▸ Dataset excerpts:
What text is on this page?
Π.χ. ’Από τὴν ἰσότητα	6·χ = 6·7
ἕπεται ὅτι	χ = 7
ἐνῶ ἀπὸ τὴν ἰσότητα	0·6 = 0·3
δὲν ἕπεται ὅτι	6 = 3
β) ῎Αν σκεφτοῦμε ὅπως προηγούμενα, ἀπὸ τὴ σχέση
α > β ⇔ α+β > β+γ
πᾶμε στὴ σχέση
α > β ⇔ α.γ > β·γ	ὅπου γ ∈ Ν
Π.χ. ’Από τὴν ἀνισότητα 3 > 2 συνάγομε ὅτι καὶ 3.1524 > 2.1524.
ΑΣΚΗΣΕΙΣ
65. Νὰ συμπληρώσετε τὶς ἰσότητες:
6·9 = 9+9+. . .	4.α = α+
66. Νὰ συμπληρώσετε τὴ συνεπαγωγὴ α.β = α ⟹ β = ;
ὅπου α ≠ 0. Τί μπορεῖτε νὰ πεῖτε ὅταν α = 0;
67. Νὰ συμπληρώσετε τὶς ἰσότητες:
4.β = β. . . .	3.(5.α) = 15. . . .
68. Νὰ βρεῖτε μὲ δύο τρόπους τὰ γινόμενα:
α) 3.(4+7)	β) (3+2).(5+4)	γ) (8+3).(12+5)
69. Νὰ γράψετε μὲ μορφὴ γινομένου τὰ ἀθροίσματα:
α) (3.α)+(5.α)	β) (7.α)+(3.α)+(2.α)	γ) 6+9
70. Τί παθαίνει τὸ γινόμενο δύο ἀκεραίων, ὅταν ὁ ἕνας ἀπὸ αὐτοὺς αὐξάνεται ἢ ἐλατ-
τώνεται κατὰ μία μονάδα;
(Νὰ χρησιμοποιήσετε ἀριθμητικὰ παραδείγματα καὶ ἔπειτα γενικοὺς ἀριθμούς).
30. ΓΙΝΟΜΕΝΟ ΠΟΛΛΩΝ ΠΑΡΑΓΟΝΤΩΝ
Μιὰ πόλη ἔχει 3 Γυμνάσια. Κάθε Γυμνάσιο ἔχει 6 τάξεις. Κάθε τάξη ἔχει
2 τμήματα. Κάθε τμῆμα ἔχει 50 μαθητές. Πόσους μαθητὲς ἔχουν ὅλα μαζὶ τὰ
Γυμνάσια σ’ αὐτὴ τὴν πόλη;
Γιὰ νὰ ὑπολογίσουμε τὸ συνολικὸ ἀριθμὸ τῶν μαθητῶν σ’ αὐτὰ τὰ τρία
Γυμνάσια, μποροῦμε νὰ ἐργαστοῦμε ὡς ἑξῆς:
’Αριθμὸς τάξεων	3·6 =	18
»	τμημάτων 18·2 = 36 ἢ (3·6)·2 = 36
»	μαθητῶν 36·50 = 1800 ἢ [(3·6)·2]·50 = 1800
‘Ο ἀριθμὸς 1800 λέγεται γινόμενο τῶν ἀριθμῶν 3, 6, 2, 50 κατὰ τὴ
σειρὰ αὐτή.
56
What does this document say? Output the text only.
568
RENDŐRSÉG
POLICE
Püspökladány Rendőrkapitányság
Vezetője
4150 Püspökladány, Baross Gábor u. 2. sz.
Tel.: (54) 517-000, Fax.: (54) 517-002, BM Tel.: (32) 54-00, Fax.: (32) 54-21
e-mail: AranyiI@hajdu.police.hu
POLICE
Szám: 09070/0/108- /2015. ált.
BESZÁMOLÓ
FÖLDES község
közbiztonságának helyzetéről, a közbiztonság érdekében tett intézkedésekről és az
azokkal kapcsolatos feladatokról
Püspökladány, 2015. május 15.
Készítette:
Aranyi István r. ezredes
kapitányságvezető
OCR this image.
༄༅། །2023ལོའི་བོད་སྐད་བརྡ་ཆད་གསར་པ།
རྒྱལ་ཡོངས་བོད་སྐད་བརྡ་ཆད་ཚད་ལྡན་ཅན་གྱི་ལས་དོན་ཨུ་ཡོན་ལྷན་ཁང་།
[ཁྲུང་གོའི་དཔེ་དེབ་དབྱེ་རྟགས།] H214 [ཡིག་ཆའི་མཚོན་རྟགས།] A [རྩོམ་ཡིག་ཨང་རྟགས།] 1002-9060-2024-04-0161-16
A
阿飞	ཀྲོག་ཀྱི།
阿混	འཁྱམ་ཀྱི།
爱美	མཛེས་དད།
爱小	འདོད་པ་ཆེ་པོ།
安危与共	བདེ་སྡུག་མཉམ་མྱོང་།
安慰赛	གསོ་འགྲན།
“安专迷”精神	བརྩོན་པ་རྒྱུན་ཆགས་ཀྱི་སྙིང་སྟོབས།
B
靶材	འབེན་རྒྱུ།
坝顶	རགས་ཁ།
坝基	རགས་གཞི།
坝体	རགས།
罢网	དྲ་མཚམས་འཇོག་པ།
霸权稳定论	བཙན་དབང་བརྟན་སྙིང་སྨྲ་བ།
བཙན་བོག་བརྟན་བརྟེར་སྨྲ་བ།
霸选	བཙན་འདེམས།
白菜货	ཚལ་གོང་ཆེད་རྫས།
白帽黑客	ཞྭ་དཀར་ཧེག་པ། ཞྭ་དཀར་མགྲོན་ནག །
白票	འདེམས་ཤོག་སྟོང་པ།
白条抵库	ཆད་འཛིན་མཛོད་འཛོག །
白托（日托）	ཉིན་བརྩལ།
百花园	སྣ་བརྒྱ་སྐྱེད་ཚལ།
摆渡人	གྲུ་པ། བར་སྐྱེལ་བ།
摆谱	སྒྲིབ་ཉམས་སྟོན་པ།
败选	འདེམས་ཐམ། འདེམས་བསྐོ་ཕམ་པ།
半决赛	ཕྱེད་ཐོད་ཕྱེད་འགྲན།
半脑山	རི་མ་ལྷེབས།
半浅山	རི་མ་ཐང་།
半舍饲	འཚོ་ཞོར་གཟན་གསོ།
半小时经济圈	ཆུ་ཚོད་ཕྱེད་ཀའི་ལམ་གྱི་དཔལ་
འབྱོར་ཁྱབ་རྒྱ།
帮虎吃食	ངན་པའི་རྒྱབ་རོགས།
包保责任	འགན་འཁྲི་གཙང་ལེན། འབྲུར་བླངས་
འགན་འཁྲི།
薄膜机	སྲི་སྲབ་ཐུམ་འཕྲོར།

▸ Exercise instructions:
How many lines in the entries contain the string "this"? Answer with the number only.

▸ Reply:
3